Which lines hold the string "FELTCRAFT"? Copy every one of them.

[start Supplied data]

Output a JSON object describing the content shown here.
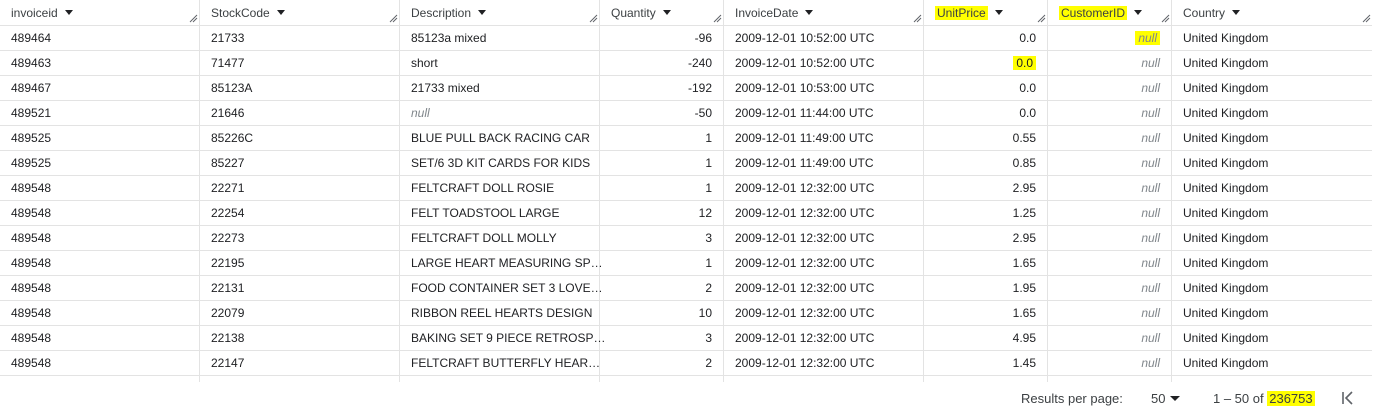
{
  "columns": [
    {
      "label": "invoiceid",
      "highlighted": false
    },
    {
      "label": "StockCode",
      "highlighted": false
    },
    {
      "label": "Description",
      "highlighted": false
    },
    {
      "label": "Quantity",
      "highlighted": false
    },
    {
      "label": "InvoiceDate",
      "highlighted": false
    },
    {
      "label": "UnitPrice",
      "highlighted": true
    },
    {
      "label": "CustomerID",
      "highlighted": true
    },
    {
      "label": "Country",
      "highlighted": false
    }
  ],
  "rows": [
    {
      "invoiceid": "489464",
      "stockcode": "21733",
      "description": "85123a mixed",
      "quantity": "-96",
      "invoicedate": "2009-12-01 10:52:00 UTC",
      "unitprice": "0.0",
      "customerid": "null",
      "country": "United Kingdom"
    },
    {
      "invoiceid": "489463",
      "stockcode": "71477",
      "description": "short",
      "quantity": "-240",
      "invoicedate": "2009-12-01 10:52:00 UTC",
      "unitprice": "0.0",
      "customerid": "null",
      "country": "United Kingdom"
    },
    {
      "invoiceid": "489467",
      "stockcode": "85123A",
      "description": "21733 mixed",
      "quantity": "-192",
      "invoicedate": "2009-12-01 10:53:00 UTC",
      "unitprice": "0.0",
      "customerid": "null",
      "country": "United Kingdom"
    },
    {
      "invoiceid": "489521",
      "stockcode": "21646",
      "description": "null",
      "quantity": "-50",
      "invoicedate": "2009-12-01 11:44:00 UTC",
      "unitprice": "0.0",
      "customerid": "null",
      "country": "United Kingdom"
    },
    {
      "invoiceid": "489525",
      "stockcode": "85226C",
      "description": "BLUE PULL BACK RACING CAR",
      "quantity": "1",
      "invoicedate": "2009-12-01 11:49:00 UTC",
      "unitprice": "0.55",
      "customerid": "null",
      "country": "United Kingdom"
    },
    {
      "invoiceid": "489525",
      "stockcode": "85227",
      "description": "SET/6 3D KIT CARDS FOR KIDS",
      "quantity": "1",
      "invoicedate": "2009-12-01 11:49:00 UTC",
      "unitprice": "0.85",
      "customerid": "null",
      "country": "United Kingdom"
    },
    {
      "invoiceid": "489548",
      "stockcode": "22271",
      "description": "FELTCRAFT DOLL ROSIE",
      "quantity": "1",
      "invoicedate": "2009-12-01 12:32:00 UTC",
      "unitprice": "2.95",
      "customerid": "null",
      "country": "United Kingdom"
    },
    {
      "invoiceid": "489548",
      "stockcode": "22254",
      "description": "FELT TOADSTOOL LARGE",
      "quantity": "12",
      "invoicedate": "2009-12-01 12:32:00 UTC",
      "unitprice": "1.25",
      "customerid": "null",
      "country": "United Kingdom"
    },
    {
      "invoiceid": "489548",
      "stockcode": "22273",
      "description": "FELTCRAFT DOLL MOLLY",
      "quantity": "3",
      "invoicedate": "2009-12-01 12:32:00 UTC",
      "unitprice": "2.95",
      "customerid": "null",
      "country": "United Kingdom"
    },
    {
      "invoiceid": "489548",
      "stockcode": "22195",
      "description": "LARGE HEART MEASURING SP…",
      "quantity": "1",
      "invoicedate": "2009-12-01 12:32:00 UTC",
      "unitprice": "1.65",
      "customerid": "null",
      "country": "United Kingdom"
    },
    {
      "invoiceid": "489548",
      "stockcode": "22131",
      "description": "FOOD CONTAINER SET 3 LOVE…",
      "quantity": "2",
      "invoicedate": "2009-12-01 12:32:00 UTC",
      "unitprice": "1.95",
      "customerid": "null",
      "country": "United Kingdom"
    },
    {
      "invoiceid": "489548",
      "stockcode": "22079",
      "description": "RIBBON REEL HEARTS DESIGN",
      "quantity": "10",
      "invoicedate": "2009-12-01 12:32:00 UTC",
      "unitprice": "1.65",
      "customerid": "null",
      "country": "United Kingdom"
    },
    {
      "invoiceid": "489548",
      "stockcode": "22138",
      "description": "BAKING SET 9 PIECE RETROSP…",
      "quantity": "3",
      "invoicedate": "2009-12-01 12:32:00 UTC",
      "unitprice": "4.95",
      "customerid": "null",
      "country": "United Kingdom"
    },
    {
      "invoiceid": "489548",
      "stockcode": "22147",
      "description": "FELTCRAFT BUTTERFLY HEAR…",
      "quantity": "2",
      "invoicedate": "2009-12-01 12:32:00 UTC",
      "unitprice": "1.45",
      "customerid": "null",
      "country": "United Kingdom"
    }
  ],
  "highlighted_cells": [
    {
      "row": 0,
      "col": "customerid"
    },
    {
      "row": 1,
      "col": "unitprice"
    }
  ],
  "footer": {
    "results_per_page_label": "Results per page:",
    "results_per_page_value": "50",
    "range_prefix": "1 – 50 of",
    "total": "236753",
    "total_highlighted": true
  },
  "colors": {
    "highlight": "#ffff00",
    "grid_line": "#e3e3e3",
    "null_text": "#80868b"
  },
  "icons": {
    "sort": "triangle-down-icon",
    "resize": "resize-handle-icon",
    "first_page": "first-page-icon"
  }
}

[end Supplied data]

▸ **Correct answer**
      "description": "FELTCRAFT DOLL ROSIE",
      "description": "FELTCRAFT DOLL MOLLY",
      "description": "FELTCRAFT BUTTERFLY HEAR…",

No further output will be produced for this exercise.